- Recorded data -
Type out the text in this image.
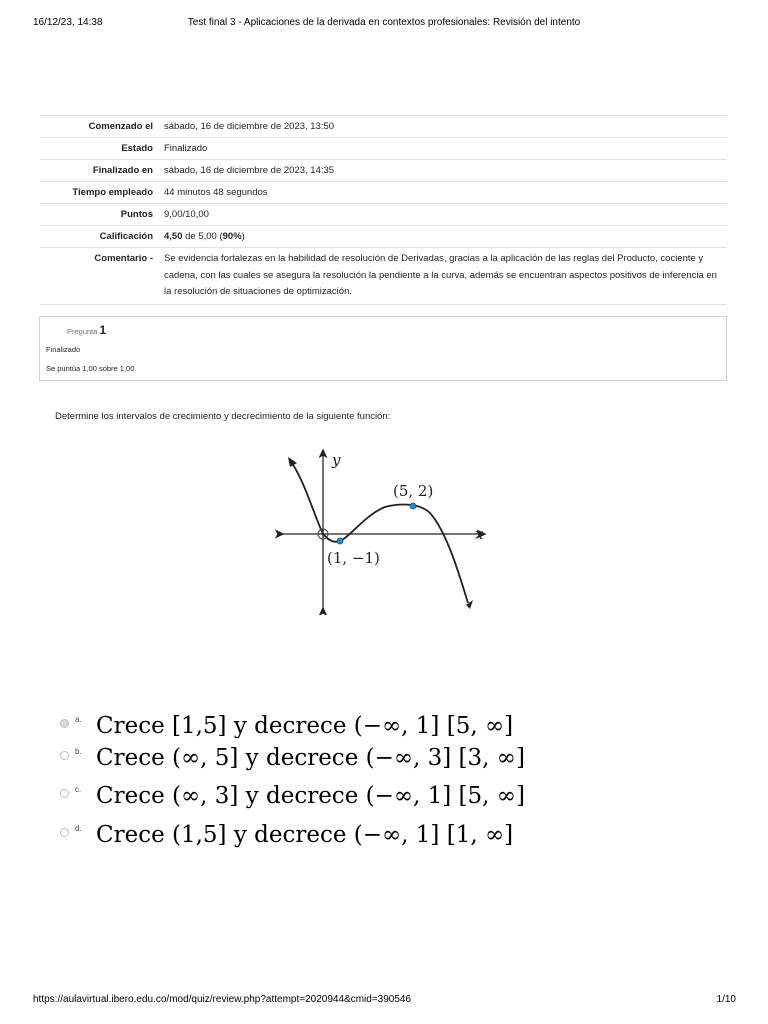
16/12/23, 14:38	Test final 3 - Aplicaciones de la derivada en contextos profesionales: Revisión del intento
Comenzado el	sábado, 16 de diciembre de 2023, 13:50
Estado	Finalizado
Finalizado en	sábado, 16 de diciembre de 2023, 14:35
Tiempo empleado	44 minutos 48 segundos
Puntos	9,00/10,00
Calificación	4,50 de 5,00 (90%)
Comentario -	Se evidencia fortalezas en la habilidad de resolución de Derivadas, gracias a la aplicación de las reglas del Producto, cociente y cadena, con las cuales se asegura la resolución la pendiente a la curva, además se encuentran aspectos positivos de inferencia en la resolución de situaciones de optimización.
Pregunta 1
Finalizado
Se puntúa 1,00 sobre 1,00
Determine los intervalos de crecimiento y decrecimiento de la siguiente función:
y
x
(1, −1)
(5, 2)
a. Crece [1,5] y decrece (−∞, 1] [5, ∞]
b. Crece (∞, 5] y decrece (−∞, 3] [3, ∞]
c. Crece (∞, 3] y decrece (−∞, 1] [5, ∞]
d. Crece (1,5] y decrece (−∞, 1] [1, ∞]
https://aulavirtual.ibero.edu.co/mod/quiz/review.php?attempt=2020944&cmid=390546	1/10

- Short task -
Reproduce every line of the material precisely, omitting its pictures.

- Exercise solution -
Type out the text in this image.
16/12/23, 14:38	Test final 3 - Aplicaciones de la derivada en contextos profesionales: Revisión del intento
Comenzado el	sábado, 16 de diciembre de 2023, 13:50
Estado	Finalizado
Finalizado en	sábado, 16 de diciembre de 2023, 14:35
Tiempo empleado	44 minutos 48 segundos
Puntos	9,00/10,00
Calificación	4,50 de 5,00 (90%)
Comentario -	Se evidencia fortalezas en la habilidad de resolución de Derivadas, gracias a la aplicación de las reglas del Producto, cociente y cadena, con las cuales se asegura la resolución la pendiente a la curva, además se encuentran aspectos positivos de inferencia en la resolución de situaciones de optimización.
Pregunta 1
Finalizado
Se puntúa 1,00 sobre 1,00
Determine los intervalos de crecimiento y decrecimiento de la siguiente función:
y
x
(1, −1)
(5, 2)
a. Crece [1,5] y decrece (−∞, 1] [5, ∞]
b. Crece (∞, 5] y decrece (−∞, 3] [3, ∞]
c. Crece (∞, 3] y decrece (−∞, 1] [5, ∞]
d. Crece (1,5] y decrece (−∞, 1] [1, ∞]
https://aulavirtual.ibero.edu.co/mod/quiz/review.php?attempt=2020944&cmid=390546	1/10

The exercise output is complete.